### EXERCISE TASK
Starting with the line that contains "What's the underlying", set down each line through the end of the entries below, exactly and with nothing added.

### THE DATA
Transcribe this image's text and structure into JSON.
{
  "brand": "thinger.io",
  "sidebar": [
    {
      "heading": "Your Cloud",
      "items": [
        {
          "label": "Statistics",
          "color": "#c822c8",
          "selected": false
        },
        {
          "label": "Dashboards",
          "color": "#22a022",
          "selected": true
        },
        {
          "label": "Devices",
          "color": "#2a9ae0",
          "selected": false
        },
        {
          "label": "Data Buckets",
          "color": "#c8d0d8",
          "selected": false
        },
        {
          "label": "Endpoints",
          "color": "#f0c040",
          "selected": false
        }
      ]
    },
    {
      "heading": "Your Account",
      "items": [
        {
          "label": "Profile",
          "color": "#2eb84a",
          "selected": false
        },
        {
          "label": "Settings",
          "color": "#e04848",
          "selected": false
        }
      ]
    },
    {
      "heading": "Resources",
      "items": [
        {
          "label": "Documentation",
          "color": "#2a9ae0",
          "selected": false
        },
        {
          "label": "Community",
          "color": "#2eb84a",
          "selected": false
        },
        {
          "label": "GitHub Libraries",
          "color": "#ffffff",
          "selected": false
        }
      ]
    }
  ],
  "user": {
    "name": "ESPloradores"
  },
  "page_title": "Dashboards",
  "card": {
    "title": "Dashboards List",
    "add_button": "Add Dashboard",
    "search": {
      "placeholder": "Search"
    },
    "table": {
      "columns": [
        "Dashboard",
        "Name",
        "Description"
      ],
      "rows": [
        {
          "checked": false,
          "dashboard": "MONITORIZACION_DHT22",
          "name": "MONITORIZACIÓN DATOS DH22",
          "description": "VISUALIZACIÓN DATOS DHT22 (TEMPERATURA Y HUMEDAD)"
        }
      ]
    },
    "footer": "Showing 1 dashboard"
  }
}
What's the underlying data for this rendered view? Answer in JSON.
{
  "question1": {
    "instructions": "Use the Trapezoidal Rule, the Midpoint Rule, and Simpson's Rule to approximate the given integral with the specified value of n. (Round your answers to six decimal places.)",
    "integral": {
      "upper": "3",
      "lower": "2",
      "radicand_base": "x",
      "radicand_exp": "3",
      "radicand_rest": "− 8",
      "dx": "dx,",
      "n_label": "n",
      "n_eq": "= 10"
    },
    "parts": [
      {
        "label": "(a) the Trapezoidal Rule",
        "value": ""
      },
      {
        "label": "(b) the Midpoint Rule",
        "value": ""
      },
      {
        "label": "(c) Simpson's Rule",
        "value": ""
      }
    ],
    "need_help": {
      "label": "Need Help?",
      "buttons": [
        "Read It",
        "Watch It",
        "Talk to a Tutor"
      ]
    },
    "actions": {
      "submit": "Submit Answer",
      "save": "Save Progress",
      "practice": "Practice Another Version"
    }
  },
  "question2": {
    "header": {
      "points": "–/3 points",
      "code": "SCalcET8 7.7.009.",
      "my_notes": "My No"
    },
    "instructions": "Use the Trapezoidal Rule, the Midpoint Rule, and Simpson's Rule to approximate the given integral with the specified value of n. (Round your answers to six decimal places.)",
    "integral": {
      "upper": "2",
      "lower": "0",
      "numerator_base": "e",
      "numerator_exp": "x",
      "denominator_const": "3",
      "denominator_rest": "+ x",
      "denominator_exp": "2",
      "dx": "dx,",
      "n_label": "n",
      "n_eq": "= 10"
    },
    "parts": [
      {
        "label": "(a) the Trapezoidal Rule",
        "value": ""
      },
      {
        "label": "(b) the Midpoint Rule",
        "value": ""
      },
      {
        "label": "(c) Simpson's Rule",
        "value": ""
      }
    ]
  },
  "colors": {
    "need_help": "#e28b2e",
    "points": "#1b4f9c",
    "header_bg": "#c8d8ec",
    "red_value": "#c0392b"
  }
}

### FINAL RESULT
What's the underlying data for this rendered view? Answer in JSON.
{
  "question1": {
    "instructions": "Use the Trapezoidal Rule, the Midpoint Rule, and Simpson's Rule to approximate the given integral with the specified value of n. (Round your answers to six decimal places.)",
    "integral": {
      "upper": "3",
      "lower": "2",
      "radicand_base": "x",
      "radicand_exp": "3",
      "radicand_rest": "− 8",
      "dx": "dx,",
      "n_label": "n",
      "n_eq": "= 10"
    },
    "parts": [
      {
        "label": "(a) the Trapezoidal Rule",
        "value": ""
      },
      {
        "label": "(b) the Midpoint Rule",
        "value": ""
      },
      {
        "label": "(c) Simpson's Rule",
        "value": ""
      }
    ],
    "need_help": {
      "label": "Need Help?",
      "buttons": [
        "Read It",
        "Watch It",
        "Talk to a Tutor"
      ]
    },
    "actions": {
      "submit": "Submit Answer",
      "save": "Save Progress",
      "practice": "Practice Another Version"
    }
  },
  "question2": {
    "header": {
      "points": "–/3 points",
      "code": "SCalcET8 7.7.009.",
      "my_notes": "My No"
    },
    "instructions": "Use the Trapezoidal Rule, the Midpoint Rule, and Simpson's Rule to approximate the given integral with the specified value of n. (Round your answers to six decimal places.)",
    "integral": {
      "upper": "2",
      "lower": "0",
      "numerator_base": "e",
      "numerator_exp": "x",
      "denominator_const": "3",
      "denominator_rest": "+ x",
      "denominator_exp": "2",
      "dx": "dx,",
      "n_label": "n",
      "n_eq": "= 10"
    },
    "parts": [
      {
        "label": "(a) the Trapezoidal Rule",
        "value": ""
      },
      {
        "label": "(b) the Midpoint Rule",
        "value": ""
      },
      {
        "label": "(c) Simpson's Rule",
        "value": ""
      }
    ]
  },
  "colors": {
    "need_help": "#e28b2e",
    "points": "#1b4f9c",
    "header_bg": "#c8d8ec",
    "red_value": "#c0392b"
  }
}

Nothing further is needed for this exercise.